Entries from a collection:
-*-

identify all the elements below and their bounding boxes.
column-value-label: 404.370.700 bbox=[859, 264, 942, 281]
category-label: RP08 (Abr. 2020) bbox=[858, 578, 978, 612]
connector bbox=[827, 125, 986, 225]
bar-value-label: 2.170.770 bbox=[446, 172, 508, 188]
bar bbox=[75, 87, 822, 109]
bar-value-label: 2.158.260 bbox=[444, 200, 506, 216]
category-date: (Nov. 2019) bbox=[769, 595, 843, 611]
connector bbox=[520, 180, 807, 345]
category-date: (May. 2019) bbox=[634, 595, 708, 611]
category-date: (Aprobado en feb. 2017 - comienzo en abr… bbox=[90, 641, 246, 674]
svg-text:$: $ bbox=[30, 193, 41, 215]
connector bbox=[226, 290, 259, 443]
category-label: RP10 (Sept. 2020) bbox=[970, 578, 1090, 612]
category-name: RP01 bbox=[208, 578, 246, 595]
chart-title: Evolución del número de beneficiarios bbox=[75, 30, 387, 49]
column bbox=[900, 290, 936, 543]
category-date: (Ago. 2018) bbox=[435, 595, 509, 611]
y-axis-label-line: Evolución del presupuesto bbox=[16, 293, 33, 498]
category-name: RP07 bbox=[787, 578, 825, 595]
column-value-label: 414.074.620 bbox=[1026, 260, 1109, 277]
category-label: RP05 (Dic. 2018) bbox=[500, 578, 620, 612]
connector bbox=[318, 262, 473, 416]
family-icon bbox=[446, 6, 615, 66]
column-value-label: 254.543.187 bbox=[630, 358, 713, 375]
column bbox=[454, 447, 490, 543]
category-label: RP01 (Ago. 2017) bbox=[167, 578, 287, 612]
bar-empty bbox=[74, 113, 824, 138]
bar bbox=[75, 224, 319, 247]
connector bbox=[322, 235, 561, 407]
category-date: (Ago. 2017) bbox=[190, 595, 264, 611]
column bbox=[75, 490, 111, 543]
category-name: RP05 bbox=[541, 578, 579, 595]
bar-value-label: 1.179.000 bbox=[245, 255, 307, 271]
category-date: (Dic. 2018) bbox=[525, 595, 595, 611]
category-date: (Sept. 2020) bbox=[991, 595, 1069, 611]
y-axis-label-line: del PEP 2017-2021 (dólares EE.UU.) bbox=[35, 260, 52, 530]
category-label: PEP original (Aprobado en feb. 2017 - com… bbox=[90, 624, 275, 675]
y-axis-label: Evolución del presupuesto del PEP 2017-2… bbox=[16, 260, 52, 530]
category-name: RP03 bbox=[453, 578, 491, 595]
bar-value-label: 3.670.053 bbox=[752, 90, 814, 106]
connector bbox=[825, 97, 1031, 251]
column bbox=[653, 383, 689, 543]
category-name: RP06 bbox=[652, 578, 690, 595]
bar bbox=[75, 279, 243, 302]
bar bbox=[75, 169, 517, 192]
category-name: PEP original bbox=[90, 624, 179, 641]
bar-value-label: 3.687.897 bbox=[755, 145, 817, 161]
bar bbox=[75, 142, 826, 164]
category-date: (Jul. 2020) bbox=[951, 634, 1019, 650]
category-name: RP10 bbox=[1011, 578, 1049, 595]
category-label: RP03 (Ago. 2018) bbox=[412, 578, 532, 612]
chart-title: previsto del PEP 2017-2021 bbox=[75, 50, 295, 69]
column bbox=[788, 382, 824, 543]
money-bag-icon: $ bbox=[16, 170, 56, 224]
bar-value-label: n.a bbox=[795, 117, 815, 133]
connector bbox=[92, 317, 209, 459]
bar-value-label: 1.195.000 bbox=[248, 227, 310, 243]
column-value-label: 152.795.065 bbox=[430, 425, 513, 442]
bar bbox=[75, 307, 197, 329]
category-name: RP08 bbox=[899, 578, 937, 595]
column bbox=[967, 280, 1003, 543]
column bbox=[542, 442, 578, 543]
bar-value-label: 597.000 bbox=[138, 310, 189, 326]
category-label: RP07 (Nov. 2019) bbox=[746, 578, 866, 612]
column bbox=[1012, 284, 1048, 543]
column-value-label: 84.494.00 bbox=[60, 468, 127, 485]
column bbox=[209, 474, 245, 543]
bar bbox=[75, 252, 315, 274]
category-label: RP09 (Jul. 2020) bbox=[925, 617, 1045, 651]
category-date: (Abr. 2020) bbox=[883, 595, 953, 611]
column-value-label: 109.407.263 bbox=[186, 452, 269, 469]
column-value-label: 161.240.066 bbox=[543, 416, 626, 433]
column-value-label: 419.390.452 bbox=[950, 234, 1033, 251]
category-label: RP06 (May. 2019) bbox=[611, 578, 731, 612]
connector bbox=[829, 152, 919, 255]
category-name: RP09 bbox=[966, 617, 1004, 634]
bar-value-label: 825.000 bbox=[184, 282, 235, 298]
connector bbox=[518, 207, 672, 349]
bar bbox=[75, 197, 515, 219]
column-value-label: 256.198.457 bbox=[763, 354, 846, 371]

-*-

## Written exercise
Repeat all the lines above word for word, in the same order.

## Finished answer
identify all the elements below and their bounding boxes.
column-value-label: 404.370.700 bbox=[859, 264, 942, 281]
category-label: RP08 (Abr. 2020) bbox=[858, 578, 978, 612]
connector bbox=[827, 125, 986, 225]
bar-value-label: 2.170.770 bbox=[446, 172, 508, 188]
bar bbox=[75, 87, 822, 109]
bar-value-label: 2.158.260 bbox=[444, 200, 506, 216]
category-date: (Nov. 2019) bbox=[769, 595, 843, 611]
connector bbox=[520, 180, 807, 345]
category-date: (May. 2019) bbox=[634, 595, 708, 611]
category-date: (Aprobado en feb. 2017 - comienzo en abr… bbox=[90, 641, 246, 674]
svg-text:$: $ bbox=[30, 193, 41, 215]
connector bbox=[226, 290, 259, 443]
category-label: RP10 (Sept. 2020) bbox=[970, 578, 1090, 612]
category-name: RP01 bbox=[208, 578, 246, 595]
chart-title: Evolución del número de beneficiarios bbox=[75, 30, 387, 49]
column bbox=[900, 290, 936, 543]
category-date: (Ago. 2018) bbox=[435, 595, 509, 611]
y-axis-label-line: Evolución del presupuesto bbox=[16, 293, 33, 498]
category-name: RP07 bbox=[787, 578, 825, 595]
column-value-label: 414.074.620 bbox=[1026, 260, 1109, 277]
category-label: RP05 (Dic. 2018) bbox=[500, 578, 620, 612]
connector bbox=[318, 262, 473, 416]
family-icon bbox=[446, 6, 615, 66]
column-value-label: 254.543.187 bbox=[630, 358, 713, 375]
column bbox=[454, 447, 490, 543]
category-label: RP01 (Ago. 2017) bbox=[167, 578, 287, 612]
bar-empty bbox=[74, 113, 824, 138]
bar bbox=[75, 224, 319, 247]
connector bbox=[322, 235, 561, 407]
category-date: (Ago. 2017) bbox=[190, 595, 264, 611]
column bbox=[75, 490, 111, 543]
category-name: RP05 bbox=[541, 578, 579, 595]
bar-value-label: 1.179.000 bbox=[245, 255, 307, 271]
category-date: (Dic. 2018) bbox=[525, 595, 595, 611]
category-date: (Sept. 2020) bbox=[991, 595, 1069, 611]
y-axis-label-line: del PEP 2017-2021 (dólares EE.UU.) bbox=[35, 260, 52, 530]
category-label: PEP original (Aprobado en feb. 2017 - com… bbox=[90, 624, 275, 675]
y-axis-label: Evolución del presupuesto del PEP 2017-2… bbox=[16, 260, 52, 530]
category-name: RP03 bbox=[453, 578, 491, 595]
bar-value-label: 3.670.053 bbox=[752, 90, 814, 106]
connector bbox=[825, 97, 1031, 251]
column bbox=[653, 383, 689, 543]
category-name: RP06 bbox=[652, 578, 690, 595]
bar bbox=[75, 279, 243, 302]
bar bbox=[75, 169, 517, 192]
category-name: PEP original bbox=[90, 624, 179, 641]
bar-value-label: 3.687.897 bbox=[755, 145, 817, 161]
bar bbox=[75, 142, 826, 164]
category-date: (Jul. 2020) bbox=[951, 634, 1019, 650]
category-name: RP10 bbox=[1011, 578, 1049, 595]
category-label: RP03 (Ago. 2018) bbox=[412, 578, 532, 612]
chart-title: previsto del PEP 2017-2021 bbox=[75, 50, 295, 69]
column bbox=[788, 382, 824, 543]
money-bag-icon: $ bbox=[16, 170, 56, 224]
bar-value-label: n.a bbox=[795, 117, 815, 133]
connector bbox=[92, 317, 209, 459]
bar-value-label: 1.195.000 bbox=[248, 227, 310, 243]
column-value-label: 152.795.065 bbox=[430, 425, 513, 442]
bar bbox=[75, 307, 197, 329]
category-name: RP08 bbox=[899, 578, 937, 595]
column bbox=[967, 280, 1003, 543]
column bbox=[542, 442, 578, 543]
bar-value-label: 597.000 bbox=[138, 310, 189, 326]
category-label: RP07 (Nov. 2019) bbox=[746, 578, 866, 612]
column bbox=[1012, 284, 1048, 543]
column-value-label: 84.494.00 bbox=[60, 468, 127, 485]
column bbox=[209, 474, 245, 543]
bar bbox=[75, 252, 315, 274]
category-label: RP09 (Jul. 2020) bbox=[925, 617, 1045, 651]
category-date: (Abr. 2020) bbox=[883, 595, 953, 611]
column-value-label: 109.407.263 bbox=[186, 452, 269, 469]
column-value-label: 161.240.066 bbox=[543, 416, 626, 433]
column-value-label: 419.390.452 bbox=[950, 234, 1033, 251]
category-label: RP06 (May. 2019) bbox=[611, 578, 731, 612]
connector bbox=[829, 152, 919, 255]
category-name: RP09 bbox=[966, 617, 1004, 634]
bar-value-label: 825.000 bbox=[184, 282, 235, 298]
connector bbox=[518, 207, 672, 349]
bar bbox=[75, 197, 515, 219]
column-value-label: 256.198.457 bbox=[763, 354, 846, 371]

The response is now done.